# Objective
Make an exact copy of the data below, leaving out every picture.

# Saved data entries
* start *

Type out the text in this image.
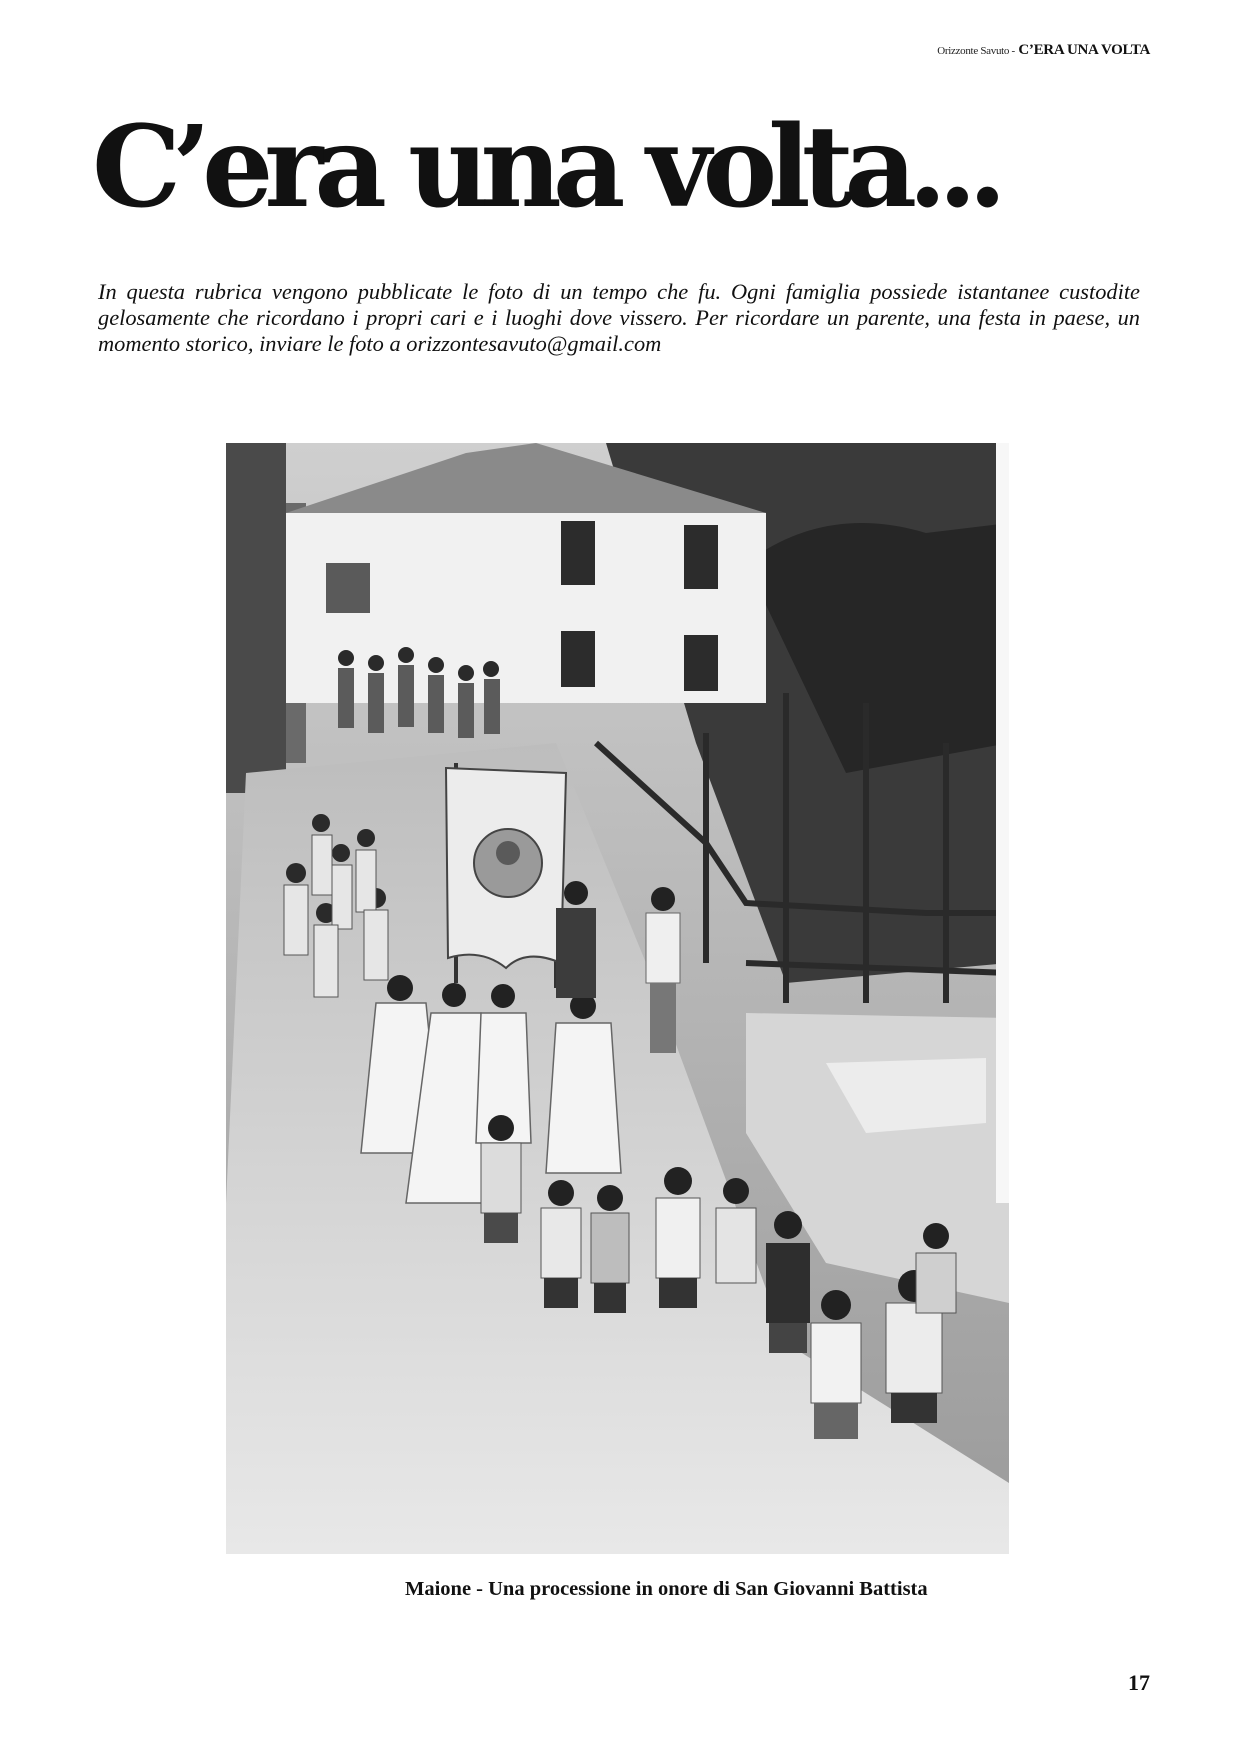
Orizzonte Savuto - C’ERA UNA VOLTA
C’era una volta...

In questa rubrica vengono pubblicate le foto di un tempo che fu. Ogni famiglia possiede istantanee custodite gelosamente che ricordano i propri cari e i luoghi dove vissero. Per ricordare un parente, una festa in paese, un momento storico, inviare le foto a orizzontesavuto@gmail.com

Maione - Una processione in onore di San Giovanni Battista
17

* end *

# Solution
Type out the text in this image.
Orizzonte Savuto - C’ERA UNA VOLTA
C’era una volta...

In questa rubrica vengono pubblicate le foto di un tempo che fu. Ogni famiglia possiede istantanee custodite gelosamente che ricordano i propri cari e i luoghi dove vissero. Per ricordare un parente, una festa in paese, un momento storico, inviare le foto a orizzontesavuto@gmail.com

Maione - Una processione in onore di San Giovanni Battista
17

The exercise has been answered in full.